■ Written request ■
Transcribe the records below exactly as they appear.

■ Given records ■
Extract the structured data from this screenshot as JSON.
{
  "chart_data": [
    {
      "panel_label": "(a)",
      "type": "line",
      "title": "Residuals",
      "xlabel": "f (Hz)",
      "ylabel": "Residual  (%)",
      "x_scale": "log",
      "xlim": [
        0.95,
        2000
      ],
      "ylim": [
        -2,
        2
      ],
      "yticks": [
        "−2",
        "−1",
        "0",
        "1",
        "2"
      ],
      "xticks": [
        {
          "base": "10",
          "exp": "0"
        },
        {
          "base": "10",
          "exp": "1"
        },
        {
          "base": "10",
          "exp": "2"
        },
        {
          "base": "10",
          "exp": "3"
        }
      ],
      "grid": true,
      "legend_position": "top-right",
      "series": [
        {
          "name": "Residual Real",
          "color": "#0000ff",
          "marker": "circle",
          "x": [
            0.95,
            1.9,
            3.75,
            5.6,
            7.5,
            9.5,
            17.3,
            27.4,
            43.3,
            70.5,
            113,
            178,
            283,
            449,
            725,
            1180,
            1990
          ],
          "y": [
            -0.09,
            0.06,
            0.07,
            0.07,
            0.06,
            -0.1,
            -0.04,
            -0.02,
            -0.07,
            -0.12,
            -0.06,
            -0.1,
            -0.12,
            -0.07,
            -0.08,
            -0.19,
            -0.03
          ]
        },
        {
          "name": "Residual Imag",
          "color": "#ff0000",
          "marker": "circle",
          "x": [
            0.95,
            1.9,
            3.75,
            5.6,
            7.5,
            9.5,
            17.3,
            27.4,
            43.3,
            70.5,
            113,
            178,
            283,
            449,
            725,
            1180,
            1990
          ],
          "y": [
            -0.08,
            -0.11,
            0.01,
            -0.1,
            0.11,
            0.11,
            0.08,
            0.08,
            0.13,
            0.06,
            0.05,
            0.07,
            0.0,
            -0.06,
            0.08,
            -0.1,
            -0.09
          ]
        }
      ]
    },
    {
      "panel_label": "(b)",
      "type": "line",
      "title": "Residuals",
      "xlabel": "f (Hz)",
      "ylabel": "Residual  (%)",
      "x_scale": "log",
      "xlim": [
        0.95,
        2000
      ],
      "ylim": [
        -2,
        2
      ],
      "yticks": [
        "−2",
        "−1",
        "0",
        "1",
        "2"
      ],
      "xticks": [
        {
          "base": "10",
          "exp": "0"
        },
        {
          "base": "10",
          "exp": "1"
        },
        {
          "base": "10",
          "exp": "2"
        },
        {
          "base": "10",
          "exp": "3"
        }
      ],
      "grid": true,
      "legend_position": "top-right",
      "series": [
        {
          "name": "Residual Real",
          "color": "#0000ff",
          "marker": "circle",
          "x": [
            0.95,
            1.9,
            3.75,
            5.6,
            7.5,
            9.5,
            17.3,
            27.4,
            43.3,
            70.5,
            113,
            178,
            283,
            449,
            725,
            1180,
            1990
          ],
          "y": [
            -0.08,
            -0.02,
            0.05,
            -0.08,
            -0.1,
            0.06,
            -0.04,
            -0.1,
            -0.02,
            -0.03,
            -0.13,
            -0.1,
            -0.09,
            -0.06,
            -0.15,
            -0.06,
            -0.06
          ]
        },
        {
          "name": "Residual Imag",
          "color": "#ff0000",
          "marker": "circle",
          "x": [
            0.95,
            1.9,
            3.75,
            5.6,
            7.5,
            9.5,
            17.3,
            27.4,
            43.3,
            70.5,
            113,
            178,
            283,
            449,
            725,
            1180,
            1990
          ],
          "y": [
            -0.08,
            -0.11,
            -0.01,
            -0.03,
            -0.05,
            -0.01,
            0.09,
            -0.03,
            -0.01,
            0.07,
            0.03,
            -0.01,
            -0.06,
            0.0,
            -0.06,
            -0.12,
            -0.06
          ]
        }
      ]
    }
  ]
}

■ Output below ■
Extract the structured data from this screenshot as JSON.
{
  "chart_data": [
    {
      "panel_label": "(a)",
      "type": "line",
      "title": "Residuals",
      "xlabel": "f (Hz)",
      "ylabel": "Residual  (%)",
      "x_scale": "log",
      "xlim": [
        0.95,
        2000
      ],
      "ylim": [
        -2,
        2
      ],
      "yticks": [
        "−2",
        "−1",
        "0",
        "1",
        "2"
      ],
      "xticks": [
        {
          "base": "10",
          "exp": "0"
        },
        {
          "base": "10",
          "exp": "1"
        },
        {
          "base": "10",
          "exp": "2"
        },
        {
          "base": "10",
          "exp": "3"
        }
      ],
      "grid": true,
      "legend_position": "top-right",
      "series": [
        {
          "name": "Residual Real",
          "color": "#0000ff",
          "marker": "circle",
          "x": [
            0.95,
            1.9,
            3.75,
            5.6,
            7.5,
            9.5,
            17.3,
            27.4,
            43.3,
            70.5,
            113,
            178,
            283,
            449,
            725,
            1180,
            1990
          ],
          "y": [
            -0.09,
            0.06,
            0.07,
            0.07,
            0.06,
            -0.1,
            -0.04,
            -0.02,
            -0.07,
            -0.12,
            -0.06,
            -0.1,
            -0.12,
            -0.07,
            -0.08,
            -0.19,
            -0.03
          ]
        },
        {
          "name": "Residual Imag",
          "color": "#ff0000",
          "marker": "circle",
          "x": [
            0.95,
            1.9,
            3.75,
            5.6,
            7.5,
            9.5,
            17.3,
            27.4,
            43.3,
            70.5,
            113,
            178,
            283,
            449,
            725,
            1180,
            1990
          ],
          "y": [
            -0.08,
            -0.11,
            0.01,
            -0.1,
            0.11,
            0.11,
            0.08,
            0.08,
            0.13,
            0.06,
            0.05,
            0.07,
            0.0,
            -0.06,
            0.08,
            -0.1,
            -0.09
          ]
        }
      ]
    },
    {
      "panel_label": "(b)",
      "type": "line",
      "title": "Residuals",
      "xlabel": "f (Hz)",
      "ylabel": "Residual  (%)",
      "x_scale": "log",
      "xlim": [
        0.95,
        2000
      ],
      "ylim": [
        -2,
        2
      ],
      "yticks": [
        "−2",
        "−1",
        "0",
        "1",
        "2"
      ],
      "xticks": [
        {
          "base": "10",
          "exp": "0"
        },
        {
          "base": "10",
          "exp": "1"
        },
        {
          "base": "10",
          "exp": "2"
        },
        {
          "base": "10",
          "exp": "3"
        }
      ],
      "grid": true,
      "legend_position": "top-right",
      "series": [
        {
          "name": "Residual Real",
          "color": "#0000ff",
          "marker": "circle",
          "x": [
            0.95,
            1.9,
            3.75,
            5.6,
            7.5,
            9.5,
            17.3,
            27.4,
            43.3,
            70.5,
            113,
            178,
            283,
            449,
            725,
            1180,
            1990
          ],
          "y": [
            -0.08,
            -0.02,
            0.05,
            -0.08,
            -0.1,
            0.06,
            -0.04,
            -0.1,
            -0.02,
            -0.03,
            -0.13,
            -0.1,
            -0.09,
            -0.06,
            -0.15,
            -0.06,
            -0.06
          ]
        },
        {
          "name": "Residual Imag",
          "color": "#ff0000",
          "marker": "circle",
          "x": [
            0.95,
            1.9,
            3.75,
            5.6,
            7.5,
            9.5,
            17.3,
            27.4,
            43.3,
            70.5,
            113,
            178,
            283,
            449,
            725,
            1180,
            1990
          ],
          "y": [
            -0.08,
            -0.11,
            -0.01,
            -0.03,
            -0.05,
            -0.01,
            0.09,
            -0.03,
            -0.01,
            0.07,
            0.03,
            -0.01,
            -0.06,
            0.0,
            -0.06,
            -0.12,
            -0.06
          ]
        }
      ]
    }
  ]
}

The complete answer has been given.